Dataset rows:
-- BEGIN --

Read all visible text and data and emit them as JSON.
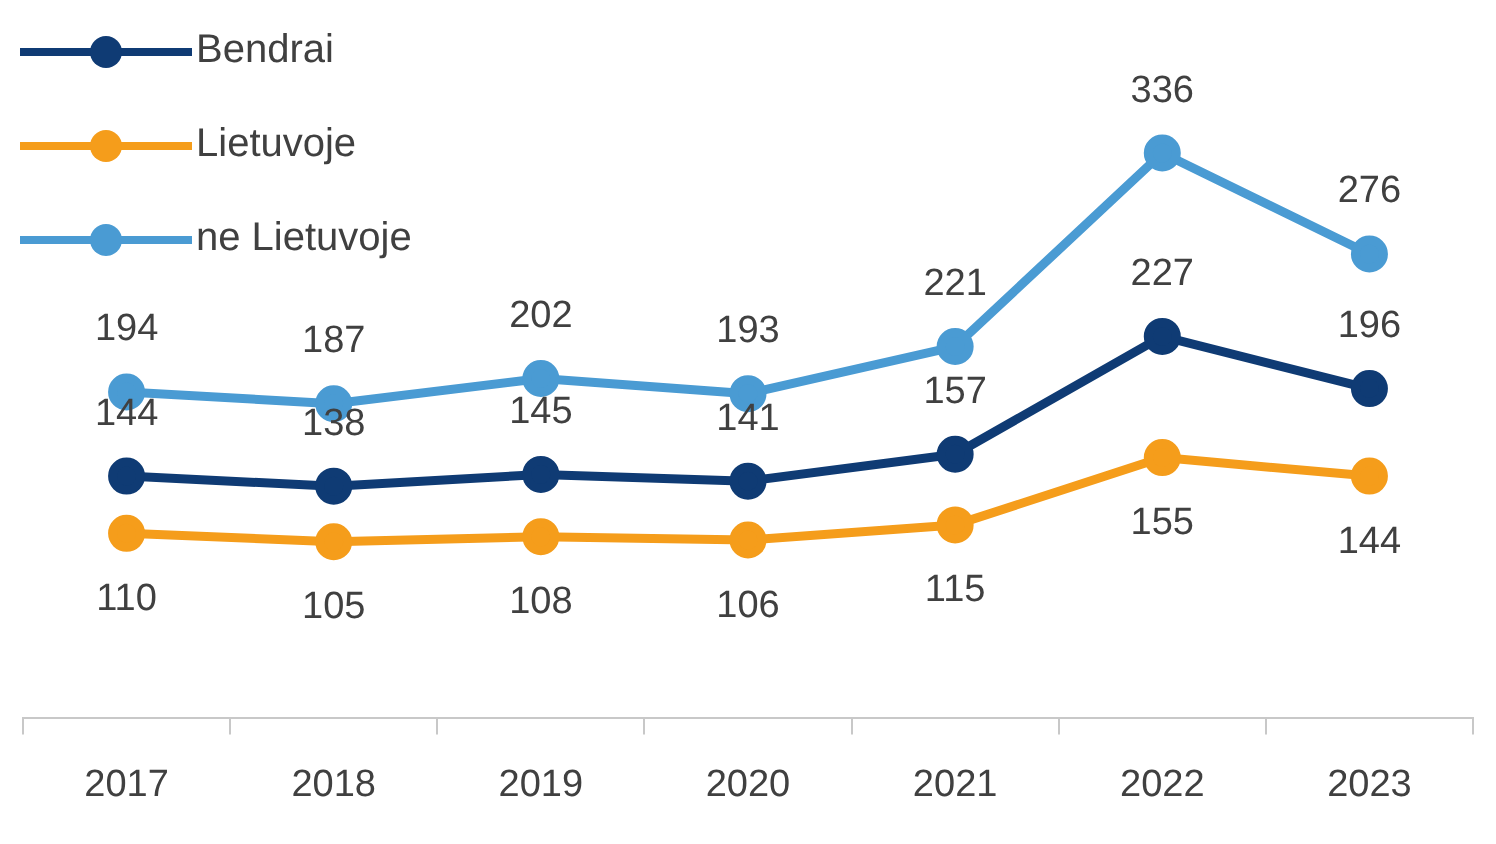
{
  "chart_data": {
    "type": "line",
    "categories": [
      "2017",
      "2018",
      "2019",
      "2020",
      "2021",
      "2022",
      "2023"
    ],
    "series": [
      {
        "name": "Bendrai",
        "color": "#0f3b74",
        "values": [
          144,
          138,
          145,
          141,
          157,
          227,
          196
        ]
      },
      {
        "name": "Lietuvoje",
        "color": "#f59d1b",
        "values": [
          110,
          105,
          108,
          106,
          115,
          155,
          144
        ]
      },
      {
        "name": "ne Lietuvoje",
        "color": "#4a9bd3",
        "values": [
          194,
          187,
          202,
          193,
          221,
          336,
          276
        ]
      }
    ],
    "data_labels": true,
    "legend": "top left",
    "marker": "circle",
    "line_style": "solid",
    "grid": false
  }
}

-- END --

Written request: Count how many lines include the string "name". Nothing but the number is needed.

Result of this exercise: 3